● Supplied data
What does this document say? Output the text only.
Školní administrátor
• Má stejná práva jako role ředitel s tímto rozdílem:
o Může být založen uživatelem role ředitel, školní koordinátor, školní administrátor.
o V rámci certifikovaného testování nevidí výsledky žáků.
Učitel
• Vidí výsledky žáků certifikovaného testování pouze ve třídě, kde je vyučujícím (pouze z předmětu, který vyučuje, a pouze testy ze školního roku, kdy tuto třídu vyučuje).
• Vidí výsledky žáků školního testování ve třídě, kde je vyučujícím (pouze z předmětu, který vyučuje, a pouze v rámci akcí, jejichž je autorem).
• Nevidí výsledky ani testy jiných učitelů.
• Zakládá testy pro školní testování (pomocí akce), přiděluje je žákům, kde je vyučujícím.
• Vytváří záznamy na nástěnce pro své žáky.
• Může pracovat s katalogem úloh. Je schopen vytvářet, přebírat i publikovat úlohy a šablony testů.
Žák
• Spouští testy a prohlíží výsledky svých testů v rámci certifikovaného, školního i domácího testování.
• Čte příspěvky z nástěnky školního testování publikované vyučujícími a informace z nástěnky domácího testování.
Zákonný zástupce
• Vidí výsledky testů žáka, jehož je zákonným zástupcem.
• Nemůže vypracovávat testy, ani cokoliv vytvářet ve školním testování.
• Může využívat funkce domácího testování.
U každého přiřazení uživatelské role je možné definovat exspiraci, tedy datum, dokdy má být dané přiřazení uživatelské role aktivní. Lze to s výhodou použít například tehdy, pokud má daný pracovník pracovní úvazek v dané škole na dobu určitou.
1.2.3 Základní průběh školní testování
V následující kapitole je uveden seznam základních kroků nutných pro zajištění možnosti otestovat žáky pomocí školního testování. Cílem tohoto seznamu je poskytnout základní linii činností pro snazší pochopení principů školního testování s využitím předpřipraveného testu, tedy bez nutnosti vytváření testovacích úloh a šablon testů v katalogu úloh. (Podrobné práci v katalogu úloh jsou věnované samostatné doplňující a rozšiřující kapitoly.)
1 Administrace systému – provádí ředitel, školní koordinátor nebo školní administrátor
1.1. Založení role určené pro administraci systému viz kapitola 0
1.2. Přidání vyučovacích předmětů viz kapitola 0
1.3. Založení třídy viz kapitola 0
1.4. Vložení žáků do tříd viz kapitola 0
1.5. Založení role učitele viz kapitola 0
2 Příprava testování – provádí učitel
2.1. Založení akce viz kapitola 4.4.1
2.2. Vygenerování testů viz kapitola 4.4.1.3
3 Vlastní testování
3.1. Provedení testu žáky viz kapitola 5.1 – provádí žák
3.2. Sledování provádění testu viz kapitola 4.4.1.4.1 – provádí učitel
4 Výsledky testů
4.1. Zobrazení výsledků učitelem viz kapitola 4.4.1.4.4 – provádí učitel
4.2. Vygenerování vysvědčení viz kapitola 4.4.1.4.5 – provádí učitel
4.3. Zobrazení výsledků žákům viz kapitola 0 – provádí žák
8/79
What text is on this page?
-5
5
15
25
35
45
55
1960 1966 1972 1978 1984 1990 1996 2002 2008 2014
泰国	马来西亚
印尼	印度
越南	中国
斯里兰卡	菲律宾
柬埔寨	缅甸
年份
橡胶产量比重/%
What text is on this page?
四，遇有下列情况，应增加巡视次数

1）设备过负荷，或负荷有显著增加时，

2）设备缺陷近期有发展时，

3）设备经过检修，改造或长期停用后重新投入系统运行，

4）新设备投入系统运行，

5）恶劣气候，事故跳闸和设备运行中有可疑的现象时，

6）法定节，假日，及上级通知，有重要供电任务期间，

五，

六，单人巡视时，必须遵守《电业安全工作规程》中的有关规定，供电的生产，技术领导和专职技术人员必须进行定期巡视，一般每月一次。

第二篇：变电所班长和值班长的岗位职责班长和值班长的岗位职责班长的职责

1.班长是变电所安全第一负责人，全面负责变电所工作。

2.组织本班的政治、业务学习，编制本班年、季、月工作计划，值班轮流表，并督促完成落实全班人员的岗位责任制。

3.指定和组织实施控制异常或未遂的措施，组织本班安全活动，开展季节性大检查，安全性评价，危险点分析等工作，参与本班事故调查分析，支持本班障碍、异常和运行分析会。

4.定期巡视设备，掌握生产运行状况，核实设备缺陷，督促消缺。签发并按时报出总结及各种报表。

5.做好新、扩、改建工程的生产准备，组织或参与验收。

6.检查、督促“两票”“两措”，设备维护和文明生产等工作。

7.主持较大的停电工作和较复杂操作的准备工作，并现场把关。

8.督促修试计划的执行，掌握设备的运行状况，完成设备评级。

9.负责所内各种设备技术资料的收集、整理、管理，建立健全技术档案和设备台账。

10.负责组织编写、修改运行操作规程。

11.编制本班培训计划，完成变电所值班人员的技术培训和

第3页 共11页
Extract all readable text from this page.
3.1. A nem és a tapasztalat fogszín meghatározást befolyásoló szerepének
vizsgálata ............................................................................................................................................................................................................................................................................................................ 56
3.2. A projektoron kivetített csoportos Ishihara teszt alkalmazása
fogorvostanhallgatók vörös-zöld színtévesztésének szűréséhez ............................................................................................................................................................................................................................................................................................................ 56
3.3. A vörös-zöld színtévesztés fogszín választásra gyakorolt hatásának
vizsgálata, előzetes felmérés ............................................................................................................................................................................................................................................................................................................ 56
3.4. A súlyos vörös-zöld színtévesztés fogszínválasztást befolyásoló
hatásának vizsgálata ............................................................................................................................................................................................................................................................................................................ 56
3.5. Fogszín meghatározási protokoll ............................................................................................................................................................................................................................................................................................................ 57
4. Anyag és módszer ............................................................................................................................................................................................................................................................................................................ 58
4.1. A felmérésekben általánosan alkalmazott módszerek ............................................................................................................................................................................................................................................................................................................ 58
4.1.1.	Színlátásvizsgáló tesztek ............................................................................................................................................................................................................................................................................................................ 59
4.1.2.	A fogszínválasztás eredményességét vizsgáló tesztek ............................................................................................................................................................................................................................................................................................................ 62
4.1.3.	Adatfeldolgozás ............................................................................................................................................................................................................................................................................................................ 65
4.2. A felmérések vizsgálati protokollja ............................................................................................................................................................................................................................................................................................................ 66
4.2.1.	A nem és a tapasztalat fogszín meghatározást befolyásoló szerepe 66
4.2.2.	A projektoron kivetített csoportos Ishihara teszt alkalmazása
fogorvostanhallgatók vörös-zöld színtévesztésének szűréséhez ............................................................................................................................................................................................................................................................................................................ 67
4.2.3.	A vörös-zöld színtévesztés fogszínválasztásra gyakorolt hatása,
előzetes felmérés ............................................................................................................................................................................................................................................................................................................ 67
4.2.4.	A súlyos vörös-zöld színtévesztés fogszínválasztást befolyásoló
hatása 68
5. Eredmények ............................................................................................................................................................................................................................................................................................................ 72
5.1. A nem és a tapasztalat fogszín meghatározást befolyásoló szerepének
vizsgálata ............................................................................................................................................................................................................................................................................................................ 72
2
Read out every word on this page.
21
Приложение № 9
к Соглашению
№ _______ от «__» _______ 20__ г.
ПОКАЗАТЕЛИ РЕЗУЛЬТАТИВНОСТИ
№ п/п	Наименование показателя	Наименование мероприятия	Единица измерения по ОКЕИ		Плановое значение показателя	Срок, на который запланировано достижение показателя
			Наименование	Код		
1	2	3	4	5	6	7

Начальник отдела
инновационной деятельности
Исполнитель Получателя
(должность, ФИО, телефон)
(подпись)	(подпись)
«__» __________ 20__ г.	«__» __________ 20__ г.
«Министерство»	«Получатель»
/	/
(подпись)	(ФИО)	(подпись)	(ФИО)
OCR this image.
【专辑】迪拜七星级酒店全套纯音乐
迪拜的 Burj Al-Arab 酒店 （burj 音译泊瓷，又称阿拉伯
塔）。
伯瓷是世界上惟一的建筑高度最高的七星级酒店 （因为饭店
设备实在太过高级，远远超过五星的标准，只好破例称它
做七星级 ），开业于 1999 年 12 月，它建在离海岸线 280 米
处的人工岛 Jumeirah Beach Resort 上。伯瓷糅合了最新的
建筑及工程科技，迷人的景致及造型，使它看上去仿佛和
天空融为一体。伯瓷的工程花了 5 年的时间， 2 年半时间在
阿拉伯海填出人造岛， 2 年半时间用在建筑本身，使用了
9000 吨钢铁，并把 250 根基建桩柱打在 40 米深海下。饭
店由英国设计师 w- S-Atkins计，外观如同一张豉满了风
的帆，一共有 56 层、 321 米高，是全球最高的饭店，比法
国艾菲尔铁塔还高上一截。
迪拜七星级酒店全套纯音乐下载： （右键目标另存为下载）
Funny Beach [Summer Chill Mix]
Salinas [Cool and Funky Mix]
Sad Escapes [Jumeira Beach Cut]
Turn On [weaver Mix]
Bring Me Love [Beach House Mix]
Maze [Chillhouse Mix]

● Written task
From the line with "OCR this image." to the last line of the material, give every line again exactly, and only those lines.

● Result
OCR this image.
【专辑】迪拜七星级酒店全套纯音乐
迪拜的 Burj Al-Arab 酒店 （burj 音译泊瓷，又称阿拉伯
塔）。
伯瓷是世界上惟一的建筑高度最高的七星级酒店 （因为饭店
设备实在太过高级，远远超过五星的标准，只好破例称它
做七星级 ），开业于 1999 年 12 月，它建在离海岸线 280 米
处的人工岛 Jumeirah Beach Resort 上。伯瓷糅合了最新的
建筑及工程科技，迷人的景致及造型，使它看上去仿佛和
天空融为一体。伯瓷的工程花了 5 年的时间， 2 年半时间在
阿拉伯海填出人造岛， 2 年半时间用在建筑本身，使用了
9000 吨钢铁，并把 250 根基建桩柱打在 40 米深海下。饭
店由英国设计师 w- S-Atkins计，外观如同一张豉满了风
的帆，一共有 56 层、 321 米高，是全球最高的饭店，比法
国艾菲尔铁塔还高上一截。
迪拜七星级酒店全套纯音乐下载： （右键目标另存为下载）
Funny Beach [Summer Chill Mix]
Salinas [Cool and Funky Mix]
Sad Escapes [Jumeira Beach Cut]
Turn On [weaver Mix]
Bring Me Love [Beach House Mix]
Maze [Chillhouse Mix]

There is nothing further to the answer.